:: REQUIREMENTS ::
How many lines of the records hold the string "lidem"? Reply with the number alone.

:: DATASET ENTRIES ::

--- Begin ---

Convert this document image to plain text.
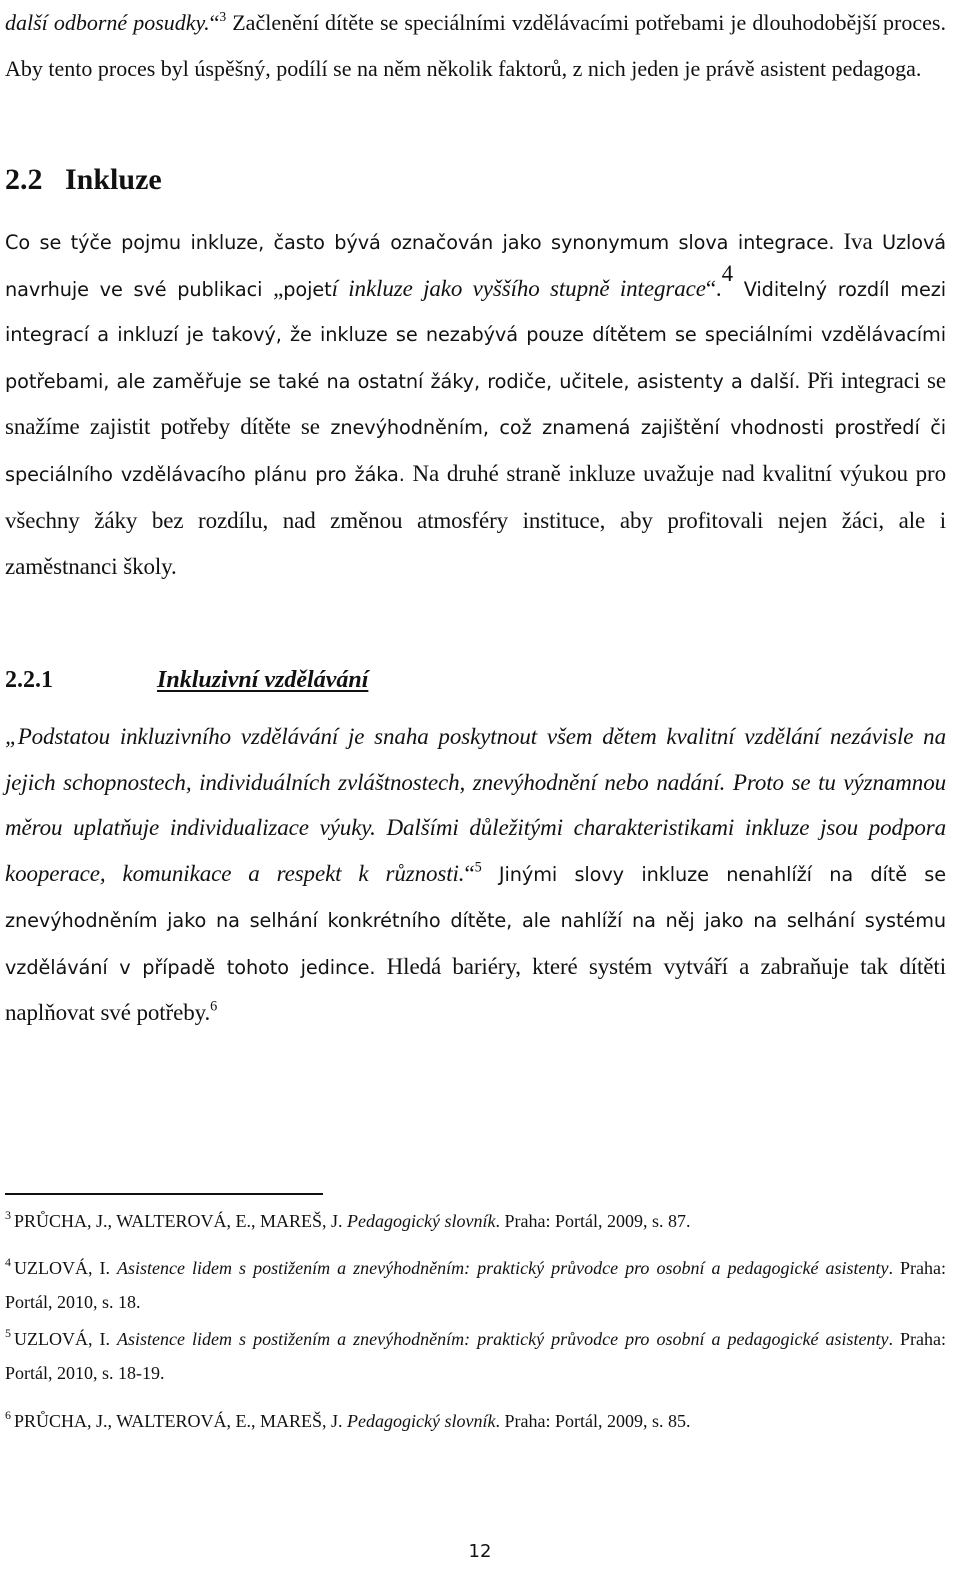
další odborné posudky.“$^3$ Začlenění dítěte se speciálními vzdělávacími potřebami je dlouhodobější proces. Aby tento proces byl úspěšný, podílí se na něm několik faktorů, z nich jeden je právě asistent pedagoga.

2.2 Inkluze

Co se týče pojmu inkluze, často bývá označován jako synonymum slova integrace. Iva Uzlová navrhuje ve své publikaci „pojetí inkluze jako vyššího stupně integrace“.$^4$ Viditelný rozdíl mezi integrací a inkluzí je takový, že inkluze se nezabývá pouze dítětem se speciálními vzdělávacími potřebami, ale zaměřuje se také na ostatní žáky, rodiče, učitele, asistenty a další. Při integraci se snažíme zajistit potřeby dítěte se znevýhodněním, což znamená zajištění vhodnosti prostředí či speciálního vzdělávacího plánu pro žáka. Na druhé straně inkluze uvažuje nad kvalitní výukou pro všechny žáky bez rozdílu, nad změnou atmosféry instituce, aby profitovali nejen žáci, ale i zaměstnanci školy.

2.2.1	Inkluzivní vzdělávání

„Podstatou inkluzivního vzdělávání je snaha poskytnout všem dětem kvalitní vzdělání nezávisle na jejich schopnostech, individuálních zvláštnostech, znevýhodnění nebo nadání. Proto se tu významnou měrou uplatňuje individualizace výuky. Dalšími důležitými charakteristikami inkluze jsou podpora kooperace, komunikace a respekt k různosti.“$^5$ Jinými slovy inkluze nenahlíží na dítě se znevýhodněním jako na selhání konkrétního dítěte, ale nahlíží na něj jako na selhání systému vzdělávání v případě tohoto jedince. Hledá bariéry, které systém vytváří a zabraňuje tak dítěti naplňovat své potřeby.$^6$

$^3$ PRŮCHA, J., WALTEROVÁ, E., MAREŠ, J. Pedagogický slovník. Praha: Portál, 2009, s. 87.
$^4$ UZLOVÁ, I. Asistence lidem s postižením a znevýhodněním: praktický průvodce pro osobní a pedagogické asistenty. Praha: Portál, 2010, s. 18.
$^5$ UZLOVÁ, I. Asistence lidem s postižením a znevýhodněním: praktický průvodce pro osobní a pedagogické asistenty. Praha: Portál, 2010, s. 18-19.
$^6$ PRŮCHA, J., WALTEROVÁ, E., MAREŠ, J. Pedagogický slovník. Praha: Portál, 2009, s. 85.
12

--- End ---
--- Begin ---

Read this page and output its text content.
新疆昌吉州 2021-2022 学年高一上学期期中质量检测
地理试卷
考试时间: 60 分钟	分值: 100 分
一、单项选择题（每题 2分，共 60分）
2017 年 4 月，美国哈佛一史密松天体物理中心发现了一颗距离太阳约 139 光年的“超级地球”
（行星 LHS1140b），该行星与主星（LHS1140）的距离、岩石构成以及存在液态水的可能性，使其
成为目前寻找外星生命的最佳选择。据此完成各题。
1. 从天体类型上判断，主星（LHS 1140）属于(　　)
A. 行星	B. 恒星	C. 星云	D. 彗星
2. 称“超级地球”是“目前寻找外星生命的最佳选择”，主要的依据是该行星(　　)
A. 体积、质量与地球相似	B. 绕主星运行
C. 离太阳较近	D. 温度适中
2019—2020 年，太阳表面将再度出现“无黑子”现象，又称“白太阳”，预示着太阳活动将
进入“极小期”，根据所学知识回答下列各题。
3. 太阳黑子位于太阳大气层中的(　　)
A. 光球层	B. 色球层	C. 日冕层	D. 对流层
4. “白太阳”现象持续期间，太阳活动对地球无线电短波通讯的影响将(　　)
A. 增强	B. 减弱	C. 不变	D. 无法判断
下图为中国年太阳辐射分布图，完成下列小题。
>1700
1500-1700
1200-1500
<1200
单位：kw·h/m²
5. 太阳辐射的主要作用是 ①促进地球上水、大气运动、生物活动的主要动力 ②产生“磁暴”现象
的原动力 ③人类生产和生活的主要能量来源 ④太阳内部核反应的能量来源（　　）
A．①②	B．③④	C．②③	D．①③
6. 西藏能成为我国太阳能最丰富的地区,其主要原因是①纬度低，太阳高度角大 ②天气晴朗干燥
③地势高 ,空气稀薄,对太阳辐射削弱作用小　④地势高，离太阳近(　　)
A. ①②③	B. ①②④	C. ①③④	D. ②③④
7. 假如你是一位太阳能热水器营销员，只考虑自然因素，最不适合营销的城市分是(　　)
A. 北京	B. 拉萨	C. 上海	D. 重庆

--- End ---

:: SOLUTION FOR THIS EXERCISE ::
2